• [Problem details]:
Search the listing below for the string "transparency" and copy every line where it occurs.

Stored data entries

=======

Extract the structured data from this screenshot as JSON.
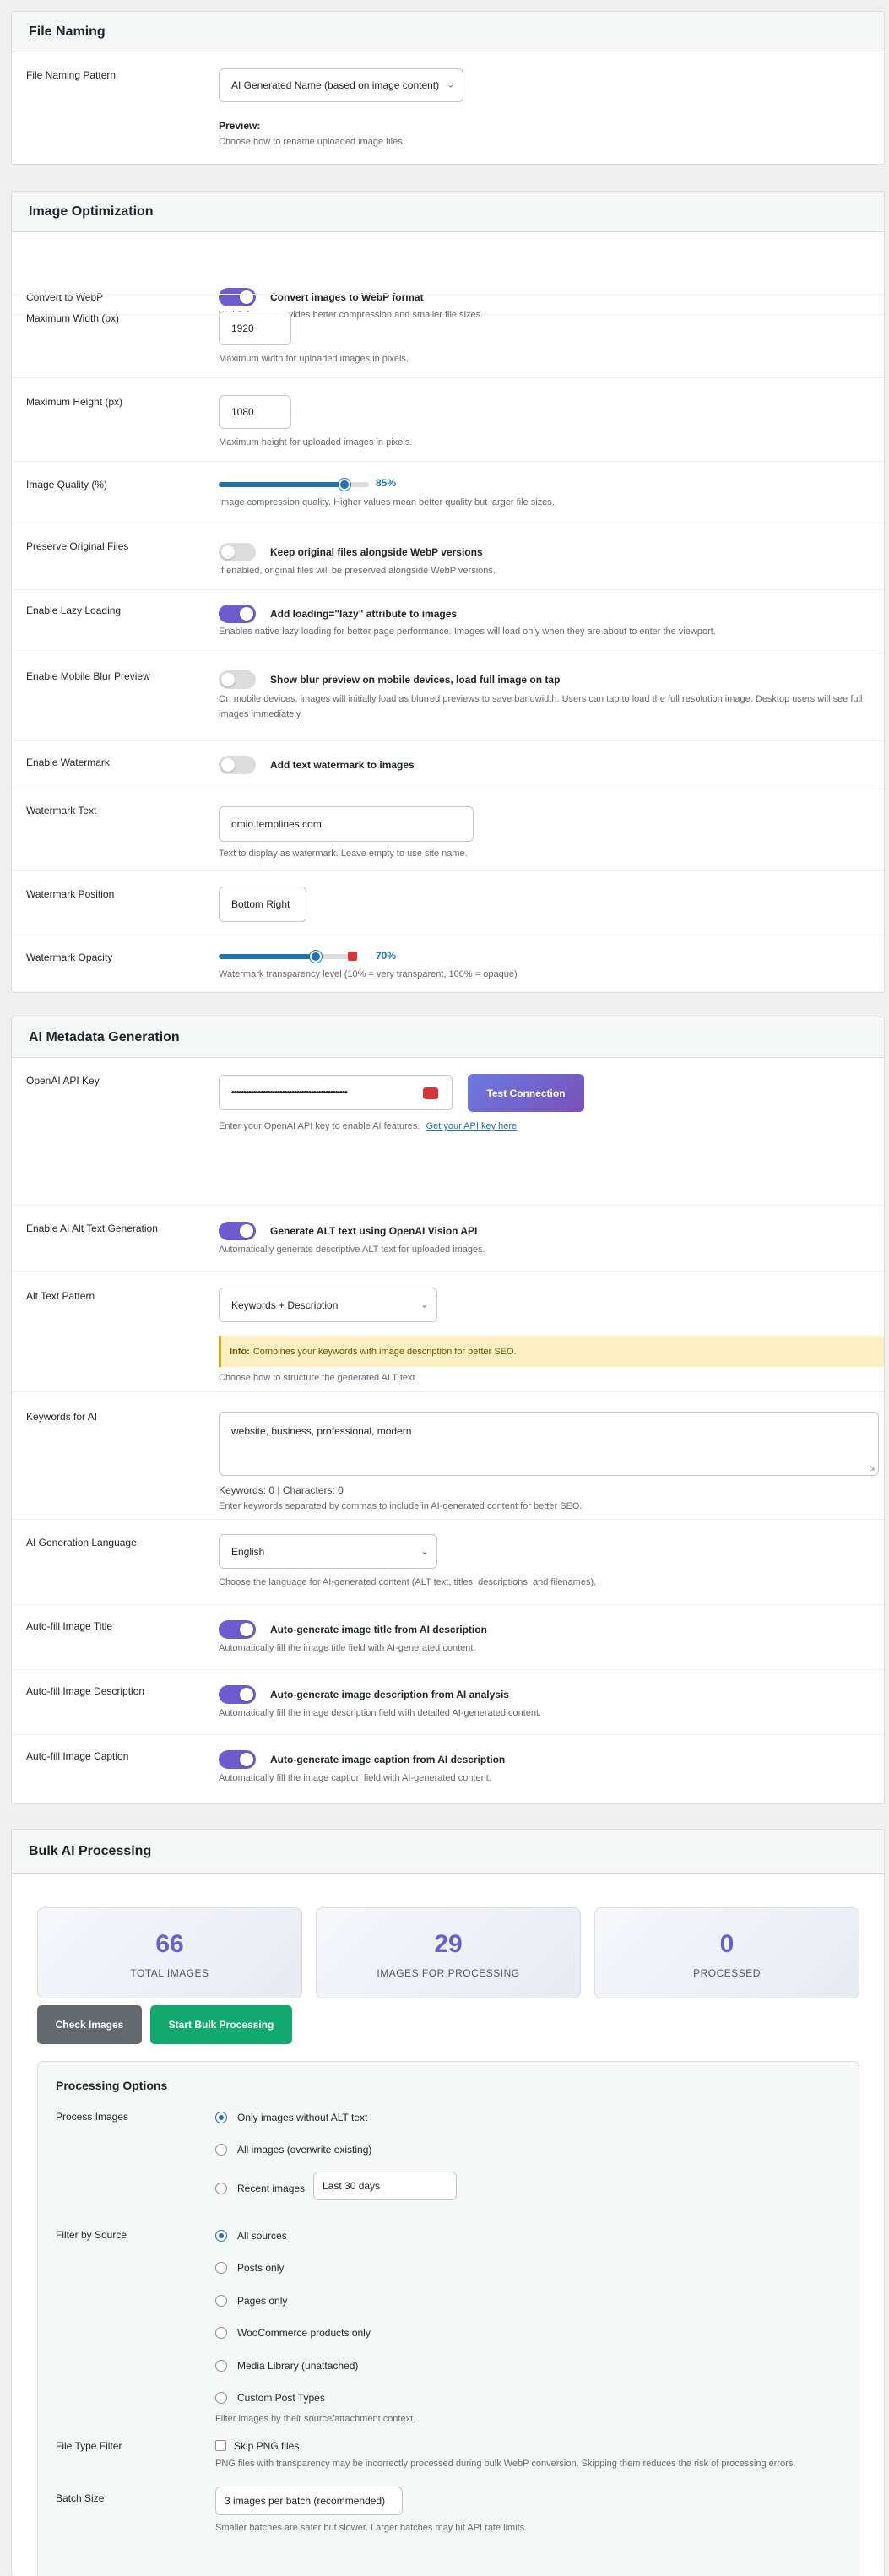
{
  "file_naming": {
    "title": "File Naming",
    "pattern_label": "File Naming Pattern",
    "pattern_value": "AI Generated Name (based on image content)",
    "preview_label": "Preview:",
    "preview_desc": "Choose how to rename uploaded image files."
  },
  "image_optimization": {
    "title": "Image Optimization",
    "webp": {
      "label": "Convert to WebP",
      "text": "Convert images to WebP format",
      "desc": "WebP format provides better compression and smaller file sizes.",
      "on": true
    },
    "max_width": {
      "label": "Maximum Width (px)",
      "value": "1920",
      "desc": "Maximum width for uploaded images in pixels."
    },
    "max_height": {
      "label": "Maximum Height (px)",
      "value": "1080",
      "desc": "Maximum height for uploaded images in pixels."
    },
    "quality": {
      "label": "Image Quality (%)",
      "value": "85%",
      "level": 85,
      "desc": "Image compression quality. Higher values mean better quality but larger file sizes."
    },
    "preserve": {
      "label": "Preserve Original Files",
      "text": "Keep original files alongside WebP versions",
      "desc": "If enabled, original files will be preserved alongside WebP versions.",
      "on": false
    },
    "lazy": {
      "label": "Enable Lazy Loading",
      "text": "Add loading=\"lazy\" attribute to images",
      "desc": "Enables native lazy loading for better page performance. Images will load only when they are about to enter the viewport.",
      "on": true
    },
    "blur": {
      "label": "Enable Mobile Blur Preview",
      "text": "Show blur preview on mobile devices, load full image on tap",
      "desc": "On mobile devices, images will initially load as blurred previews to save bandwidth. Users can tap to load the full resolution image. Desktop users will see full images immediately.",
      "on": false
    },
    "watermark": {
      "label": "Enable Watermark",
      "text": "Add text watermark to images",
      "on": false
    },
    "watermark_text": {
      "label": "Watermark Text",
      "value": "omio.templines.com",
      "desc": "Text to display as watermark. Leave empty to use site name."
    },
    "watermark_position": {
      "label": "Watermark Position",
      "value": "Bottom Right"
    },
    "watermark_opacity": {
      "label": "Watermark Opacity",
      "value": "70%",
      "level": 70,
      "desc": "Watermark transparency level (10% = very transparent, 100% = opaque)"
    }
  },
  "ai_metadata": {
    "title": "AI Metadata Generation",
    "api_key": {
      "label": "OpenAI API Key",
      "value": "••••••••••••••••••••••••••••••••••••••••••••••••",
      "button": "Test Connection",
      "desc": "Enter your OpenAI API key to enable AI features.",
      "link": "Get your API key here"
    },
    "alt_text": {
      "label": "Enable AI Alt Text Generation",
      "text": "Generate ALT text using OpenAI Vision API",
      "desc": "Automatically generate descriptive ALT text for uploaded images.",
      "on": true
    },
    "alt_pattern": {
      "label": "Alt Text Pattern",
      "value": "Keywords + Description",
      "info_bold": "Info:",
      "info_text": "Combines your keywords with image description for better SEO.",
      "desc": "Choose how to structure the generated ALT text."
    },
    "keywords": {
      "label": "Keywords for AI",
      "value": "website, business, professional, modern",
      "counter": "Keywords: 0 | Characters: 0",
      "desc": "Enter keywords separated by commas to include in AI-generated content for better SEO."
    },
    "language": {
      "label": "AI Generation Language",
      "value": "English",
      "desc": "Choose the language for AI-generated content (ALT text, titles, descriptions, and filenames)."
    },
    "fill_title": {
      "label": "Auto-fill Image Title",
      "text": "Auto-generate image title from AI description",
      "desc": "Automatically fill the image title field with AI-generated content.",
      "on": true
    },
    "fill_desc": {
      "label": "Auto-fill Image Description",
      "text": "Auto-generate image description from AI analysis",
      "desc": "Automatically fill the image description field with detailed AI-generated content.",
      "on": true
    },
    "fill_caption": {
      "label": "Auto-fill Image Caption",
      "text": "Auto-generate image caption from AI description",
      "desc": "Automatically fill the image caption field with AI-generated content.",
      "on": true
    }
  },
  "bulk": {
    "title": "Bulk AI Processing",
    "stats": [
      {
        "value": "66",
        "label": "TOTAL IMAGES"
      },
      {
        "value": "29",
        "label": "IMAGES FOR PROCESSING"
      },
      {
        "value": "0",
        "label": "PROCESSED"
      }
    ],
    "check_button": "Check Images",
    "start_button": "Start Bulk Processing",
    "options_title": "Processing Options",
    "process_label": "Process Images",
    "process_options": [
      "Only images without ALT text",
      "All images (overwrite existing)",
      "Recent images"
    ],
    "recent_value": "Last 30 days",
    "filter_label": "Filter by Source",
    "filter_options": [
      "All sources",
      "Posts only",
      "Pages only",
      "WooCommerce products only",
      "Media Library (unattached)",
      "Custom Post Types"
    ],
    "filter_desc": "Filter images by their source/attachment context.",
    "filetype_label": "File Type Filter",
    "skip_png": "Skip PNG files",
    "filetype_desc": "PNG files with transparency may be incorrectly processed during bulk WebP conversion. Skipping them reduces the risk of processing errors.",
    "batch_label": "Batch Size",
    "batch_value": "3 images per batch (recommended)",
    "batch_desc": "Smaller batches are safer but slower. Larger batches may hit API rate limits."
  },
  "colors": {
    "accent": "#6c5ccf",
    "blue": "#2271b1",
    "green": "#12a970",
    "gray_button": "#646970",
    "info_bg": "#fcf0c3"
  }
}
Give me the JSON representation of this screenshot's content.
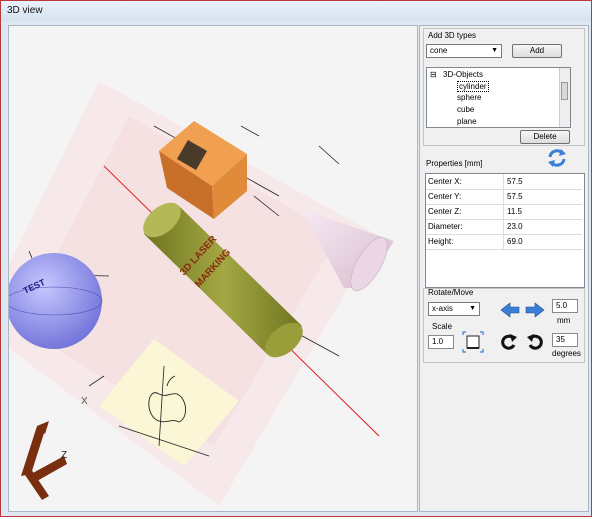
{
  "window": {
    "title": "3D view"
  },
  "viewport": {
    "axis_x_label": "X",
    "axis_z_label": "Z",
    "cylinder_text_line1": "3D LASER",
    "cylinder_text_line2": "MARKING",
    "sphere_text": "TEST"
  },
  "panel": {
    "add_group_label": "Add 3D types",
    "type_select_value": "cone",
    "add_button": "Add",
    "tree": {
      "root": "3D-Objects",
      "root_toggle": "⊟",
      "items": [
        "cylinder",
        "sphere",
        "cube",
        "plane"
      ],
      "selected": "cylinder"
    },
    "delete_button": "Delete",
    "properties_label": "Properties [mm]",
    "properties": [
      {
        "key": "Center X:",
        "value": "57.5"
      },
      {
        "key": "Center Y:",
        "value": "57.5"
      },
      {
        "key": "Center Z:",
        "value": "11.5"
      },
      {
        "key": "Diameter:",
        "value": "23.0"
      },
      {
        "key": "Height:",
        "value": "69.0"
      }
    ],
    "rotate_move_label": "Rotate/Move",
    "axis_select_value": "x-axis",
    "move_step": "5.0",
    "move_unit": "mm",
    "scale_label": "Scale",
    "scale_value": "1.0",
    "rotate_step": "35",
    "rotate_unit": "degrees"
  },
  "colors": {
    "accent_blue": "#3a7fd5",
    "cube": "#e08a3a",
    "cylinder": "#8b8f2e",
    "sphere": "#8d8ff0",
    "cone": "#e8d2e2",
    "axis_red": "#e02020"
  },
  "icons": {
    "refresh": "refresh-icon",
    "move_left": "arrow-left-icon",
    "move_right": "arrow-right-icon",
    "rotate_cw": "rotate-cw-icon",
    "rotate_ccw": "rotate-ccw-icon",
    "fit": "fit-view-icon",
    "axes": "axes-gizmo-icon"
  }
}
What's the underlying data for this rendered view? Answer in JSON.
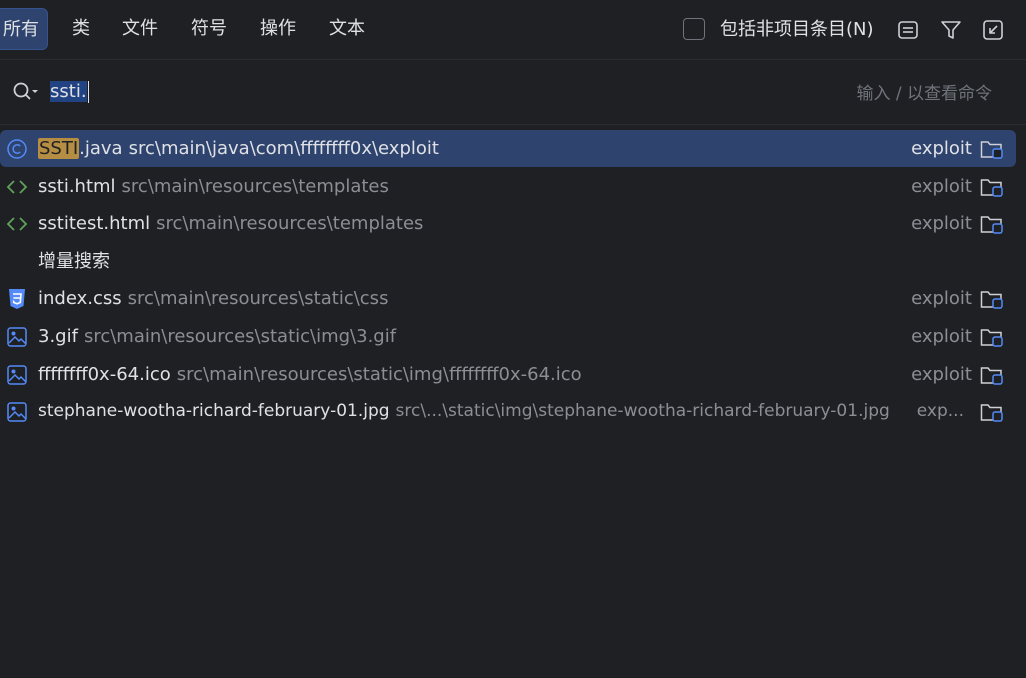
{
  "tabs": [
    "所有",
    "类",
    "文件",
    "符号",
    "操作",
    "文本"
  ],
  "active_tab": "所有",
  "include_non_project": {
    "label": "包括非项目条目(N)",
    "checked": false
  },
  "toolbar_icons": [
    "preview-icon",
    "filter-icon",
    "open-in-window-icon"
  ],
  "search": {
    "query": "ssti.",
    "hint": "输入 / 以查看命令"
  },
  "results": [
    {
      "icon": "class-icon",
      "match": "SSTI",
      "rest": ".java",
      "path": "src\\main\\java\\com\\ffffffff0x\\exploit",
      "module": "exploit",
      "selected": true
    },
    {
      "icon": "html-icon",
      "match": "",
      "rest": "ssti.html",
      "path": "src\\main\\resources\\templates",
      "module": "exploit",
      "selected": false
    },
    {
      "icon": "html-icon",
      "match": "",
      "rest": "sstitest.html",
      "path": "src\\main\\resources\\templates",
      "module": "exploit",
      "selected": false
    }
  ],
  "incremental_label": "增量搜索",
  "incremental_results": [
    {
      "icon": "css-icon",
      "name": "index.css",
      "path": "src\\main\\resources\\static\\css",
      "module": "exploit"
    },
    {
      "icon": "image-icon",
      "name": "3.gif",
      "path": "src\\main\\resources\\static\\img\\3.gif",
      "module": "exploit"
    },
    {
      "icon": "image-icon",
      "name": "ffffffff0x-64.ico",
      "path": "src\\main\\resources\\static\\img\\ffffffff0x-64.ico",
      "module": "exploit"
    },
    {
      "icon": "image-icon",
      "name": "stephane-wootha-richard-february-01.jpg",
      "path": "src\\...\\static\\img\\stephane-wootha-richard-february-01.jpg",
      "module": "exp..."
    }
  ],
  "colors": {
    "background": "#1f2024",
    "selection": "#2e436e",
    "match_highlight": "#b58d43",
    "html_icon": "#5fa35a",
    "file_icon_blue": "#548af7"
  }
}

=======

• [The result]:
      "desc": "Watermark transparency level (10% = very transparent, 100% = opaque)"
    "filetype_desc": "PNG files with transparency may be incorrectly processed during bulk WebP conversion. Skipping them reduces the risk of processing errors.",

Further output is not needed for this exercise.